Listed entries
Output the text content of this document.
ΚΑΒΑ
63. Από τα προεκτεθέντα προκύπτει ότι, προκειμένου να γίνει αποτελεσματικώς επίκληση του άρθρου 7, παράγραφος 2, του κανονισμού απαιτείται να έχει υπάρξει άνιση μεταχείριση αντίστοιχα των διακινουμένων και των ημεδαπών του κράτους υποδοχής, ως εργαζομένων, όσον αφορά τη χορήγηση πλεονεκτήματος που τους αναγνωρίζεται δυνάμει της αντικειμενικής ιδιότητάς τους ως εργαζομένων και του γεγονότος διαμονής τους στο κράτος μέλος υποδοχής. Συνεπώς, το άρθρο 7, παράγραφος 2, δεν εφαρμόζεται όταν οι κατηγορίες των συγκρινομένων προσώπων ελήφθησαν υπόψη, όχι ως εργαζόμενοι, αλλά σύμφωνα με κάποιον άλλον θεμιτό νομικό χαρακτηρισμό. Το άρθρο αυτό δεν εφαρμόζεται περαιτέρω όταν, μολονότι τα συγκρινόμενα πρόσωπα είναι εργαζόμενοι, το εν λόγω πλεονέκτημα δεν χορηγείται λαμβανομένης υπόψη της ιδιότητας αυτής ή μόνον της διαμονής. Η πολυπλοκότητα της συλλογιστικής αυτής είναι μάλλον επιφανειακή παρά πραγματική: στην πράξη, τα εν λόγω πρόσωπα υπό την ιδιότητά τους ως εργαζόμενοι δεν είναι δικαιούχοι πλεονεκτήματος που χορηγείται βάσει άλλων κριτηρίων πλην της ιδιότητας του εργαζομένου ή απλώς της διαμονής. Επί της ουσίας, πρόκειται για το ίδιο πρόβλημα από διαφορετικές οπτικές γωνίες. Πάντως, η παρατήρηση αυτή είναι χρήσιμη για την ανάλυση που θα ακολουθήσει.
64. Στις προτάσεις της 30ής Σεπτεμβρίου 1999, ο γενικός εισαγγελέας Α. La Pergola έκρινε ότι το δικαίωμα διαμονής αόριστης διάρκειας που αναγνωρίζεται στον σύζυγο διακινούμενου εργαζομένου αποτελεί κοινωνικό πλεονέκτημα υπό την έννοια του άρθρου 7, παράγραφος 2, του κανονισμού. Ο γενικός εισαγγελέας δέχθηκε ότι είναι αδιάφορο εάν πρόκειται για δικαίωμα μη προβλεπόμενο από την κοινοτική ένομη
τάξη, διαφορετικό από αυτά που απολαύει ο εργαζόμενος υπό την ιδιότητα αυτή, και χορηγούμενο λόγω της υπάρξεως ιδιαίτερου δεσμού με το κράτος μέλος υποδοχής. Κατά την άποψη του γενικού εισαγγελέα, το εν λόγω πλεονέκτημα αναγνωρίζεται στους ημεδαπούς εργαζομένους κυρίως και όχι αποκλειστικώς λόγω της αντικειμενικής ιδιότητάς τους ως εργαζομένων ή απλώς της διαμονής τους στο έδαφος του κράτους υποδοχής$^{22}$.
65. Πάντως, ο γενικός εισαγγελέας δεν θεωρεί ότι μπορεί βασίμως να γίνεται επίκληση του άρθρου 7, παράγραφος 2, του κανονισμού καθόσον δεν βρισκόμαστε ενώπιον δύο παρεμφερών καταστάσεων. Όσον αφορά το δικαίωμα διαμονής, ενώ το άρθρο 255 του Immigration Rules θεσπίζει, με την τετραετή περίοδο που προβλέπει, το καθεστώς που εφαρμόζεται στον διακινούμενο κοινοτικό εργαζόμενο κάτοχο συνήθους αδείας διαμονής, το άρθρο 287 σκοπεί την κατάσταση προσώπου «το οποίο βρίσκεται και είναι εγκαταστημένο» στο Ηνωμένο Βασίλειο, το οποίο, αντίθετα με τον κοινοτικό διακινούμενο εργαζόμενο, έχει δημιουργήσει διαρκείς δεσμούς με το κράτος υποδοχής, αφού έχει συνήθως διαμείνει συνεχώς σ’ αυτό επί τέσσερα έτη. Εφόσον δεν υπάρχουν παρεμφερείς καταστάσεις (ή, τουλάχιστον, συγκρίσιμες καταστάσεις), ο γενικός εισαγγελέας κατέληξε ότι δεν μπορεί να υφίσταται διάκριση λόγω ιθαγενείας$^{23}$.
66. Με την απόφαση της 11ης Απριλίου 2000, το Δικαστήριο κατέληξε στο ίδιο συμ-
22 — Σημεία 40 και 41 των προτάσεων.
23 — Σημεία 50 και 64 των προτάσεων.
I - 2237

Task to carry out
Write the material out again in its entirety, exactly as shown.

Answer in full
Output the text content of this document.
ΚΑΒΑ
63. Από τα προεκτεθέντα προκύπτει ότι, προκειμένου να γίνει αποτελεσματικώς επίκληση του άρθρου 7, παράγραφος 2, του κανονισμού απαιτείται να έχει υπάρξει άνιση μεταχείριση αντίστοιχα των διακινουμένων και των ημεδαπών του κράτους υποδοχής, ως εργαζομένων, όσον αφορά τη χορήγηση πλεονεκτήματος που τους αναγνωρίζεται δυνάμει της αντικειμενικής ιδιότητάς τους ως εργαζομένων και του γεγονότος διαμονής τους στο κράτος μέλος υποδοχής. Συνεπώς, το άρθρο 7, παράγραφος 2, δεν εφαρμόζεται όταν οι κατηγορίες των συγκρινομένων προσώπων ελήφθησαν υπόψη, όχι ως εργαζόμενοι, αλλά σύμφωνα με κάποιον άλλον θεμιτό νομικό χαρακτηρισμό. Το άρθρο αυτό δεν εφαρμόζεται περαιτέρω όταν, μολονότι τα συγκρινόμενα πρόσωπα είναι εργαζόμενοι, το εν λόγω πλεονέκτημα δεν χορηγείται λαμβανομένης υπόψη της ιδιότητας αυτής ή μόνον της διαμονής. Η πολυπλοκότητα της συλλογιστικής αυτής είναι μάλλον επιφανειακή παρά πραγματική: στην πράξη, τα εν λόγω πρόσωπα υπό την ιδιότητά τους ως εργαζόμενοι δεν είναι δικαιούχοι πλεονεκτήματος που χορηγείται βάσει άλλων κριτηρίων πλην της ιδιότητας του εργαζομένου ή απλώς της διαμονής. Επί της ουσίας, πρόκειται για το ίδιο πρόβλημα από διαφορετικές οπτικές γωνίες. Πάντως, η παρατήρηση αυτή είναι χρήσιμη για την ανάλυση που θα ακολουθήσει.
64. Στις προτάσεις της 30ής Σεπτεμβρίου 1999, ο γενικός εισαγγελέας Α. La Pergola έκρινε ότι το δικαίωμα διαμονής αόριστης διάρκειας που αναγνωρίζεται στον σύζυγο διακινούμενου εργαζομένου αποτελεί κοινωνικό πλεονέκτημα υπό την έννοια του άρθρου 7, παράγραφος 2, του κανονισμού. Ο γενικός εισαγγελέας δέχθηκε ότι είναι αδιάφορο εάν πρόκειται για δικαίωμα μη προβλεπόμενο από την κοινοτική ένομη
τάξη, διαφορετικό από αυτά που απολαύει ο εργαζόμενος υπό την ιδιότητα αυτή, και χορηγούμενο λόγω της υπάρξεως ιδιαίτερου δεσμού με το κράτος μέλος υποδοχής. Κατά την άποψη του γενικού εισαγγελέα, το εν λόγω πλεονέκτημα αναγνωρίζεται στους ημεδαπούς εργαζομένους κυρίως και όχι αποκλειστικώς λόγω της αντικειμενικής ιδιότητάς τους ως εργαζομένων ή απλώς της διαμονής τους στο έδαφος του κράτους υποδοχής$^{22}$.
65. Πάντως, ο γενικός εισαγγελέας δεν θεωρεί ότι μπορεί βασίμως να γίνεται επίκληση του άρθρου 7, παράγραφος 2, του κανονισμού καθόσον δεν βρισκόμαστε ενώπιον δύο παρεμφερών καταστάσεων. Όσον αφορά το δικαίωμα διαμονής, ενώ το άρθρο 255 του Immigration Rules θεσπίζει, με την τετραετή περίοδο που προβλέπει, το καθεστώς που εφαρμόζεται στον διακινούμενο κοινοτικό εργαζόμενο κάτοχο συνήθους αδείας διαμονής, το άρθρο 287 σκοπεί την κατάσταση προσώπου «το οποίο βρίσκεται και είναι εγκαταστημένο» στο Ηνωμένο Βασίλειο, το οποίο, αντίθετα με τον κοινοτικό διακινούμενο εργαζόμενο, έχει δημιουργήσει διαρκείς δεσμούς με το κράτος υποδοχής, αφού έχει συνήθως διαμείνει συνεχώς σ’ αυτό επί τέσσερα έτη. Εφόσον δεν υπάρχουν παρεμφερείς καταστάσεις (ή, τουλάχιστον, συγκρίσιμες καταστάσεις), ο γενικός εισαγγελέας κατέληξε ότι δεν μπορεί να υφίσταται διάκριση λόγω ιθαγενείας$^{23}$.
66. Με την απόφαση της 11ης Απριλίου 2000, το Δικαστήριο κατέληξε στο ίδιο συμ-
22 — Σημεία 40 και 41 των προτάσεων.
23 — Σημεία 50 και 64 των προτάσεων.
I - 2237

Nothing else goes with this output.